**Extracted material**
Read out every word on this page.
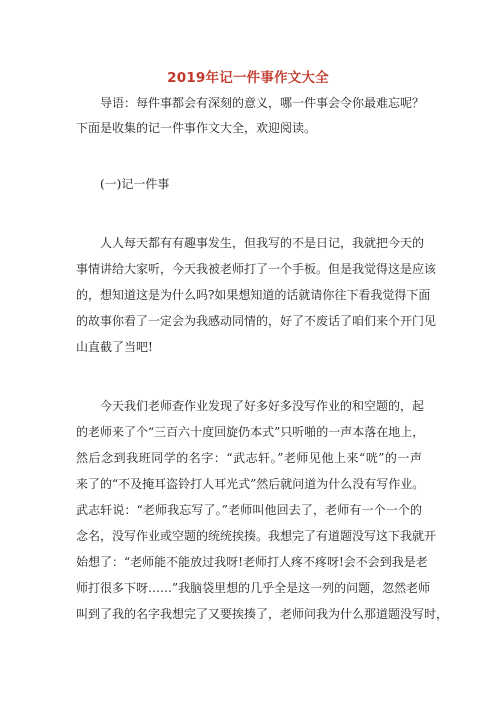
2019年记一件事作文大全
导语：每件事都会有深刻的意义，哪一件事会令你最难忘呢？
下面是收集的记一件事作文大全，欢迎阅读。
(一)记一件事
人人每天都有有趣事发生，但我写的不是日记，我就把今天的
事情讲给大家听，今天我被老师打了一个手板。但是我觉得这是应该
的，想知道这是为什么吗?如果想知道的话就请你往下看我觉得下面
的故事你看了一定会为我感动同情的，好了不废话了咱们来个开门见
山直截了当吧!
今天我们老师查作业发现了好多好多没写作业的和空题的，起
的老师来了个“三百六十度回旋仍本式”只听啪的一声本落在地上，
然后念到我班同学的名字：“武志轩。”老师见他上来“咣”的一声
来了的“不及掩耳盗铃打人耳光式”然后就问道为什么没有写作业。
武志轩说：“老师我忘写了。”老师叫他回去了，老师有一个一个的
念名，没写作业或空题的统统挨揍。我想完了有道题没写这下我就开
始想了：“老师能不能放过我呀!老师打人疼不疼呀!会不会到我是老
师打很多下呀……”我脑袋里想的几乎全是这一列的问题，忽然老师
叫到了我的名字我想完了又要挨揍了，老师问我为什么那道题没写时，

**Directions**
Images in the data above are to be skipped. Retype all other material exactly.

**Final result**
Read out every word on this page.
2019年记一件事作文大全
导语：每件事都会有深刻的意义，哪一件事会令你最难忘呢？
下面是收集的记一件事作文大全，欢迎阅读。
(一)记一件事
人人每天都有有趣事发生，但我写的不是日记，我就把今天的
事情讲给大家听，今天我被老师打了一个手板。但是我觉得这是应该
的，想知道这是为什么吗?如果想知道的话就请你往下看我觉得下面
的故事你看了一定会为我感动同情的，好了不废话了咱们来个开门见
山直截了当吧!
今天我们老师查作业发现了好多好多没写作业的和空题的，起
的老师来了个“三百六十度回旋仍本式”只听啪的一声本落在地上，
然后念到我班同学的名字：“武志轩。”老师见他上来“咣”的一声
来了的“不及掩耳盗铃打人耳光式”然后就问道为什么没有写作业。
武志轩说：“老师我忘写了。”老师叫他回去了，老师有一个一个的
念名，没写作业或空题的统统挨揍。我想完了有道题没写这下我就开
始想了：“老师能不能放过我呀!老师打人疼不疼呀!会不会到我是老
师打很多下呀……”我脑袋里想的几乎全是这一列的问题，忽然老师
叫到了我的名字我想完了又要挨揍了，老师问我为什么那道题没写时，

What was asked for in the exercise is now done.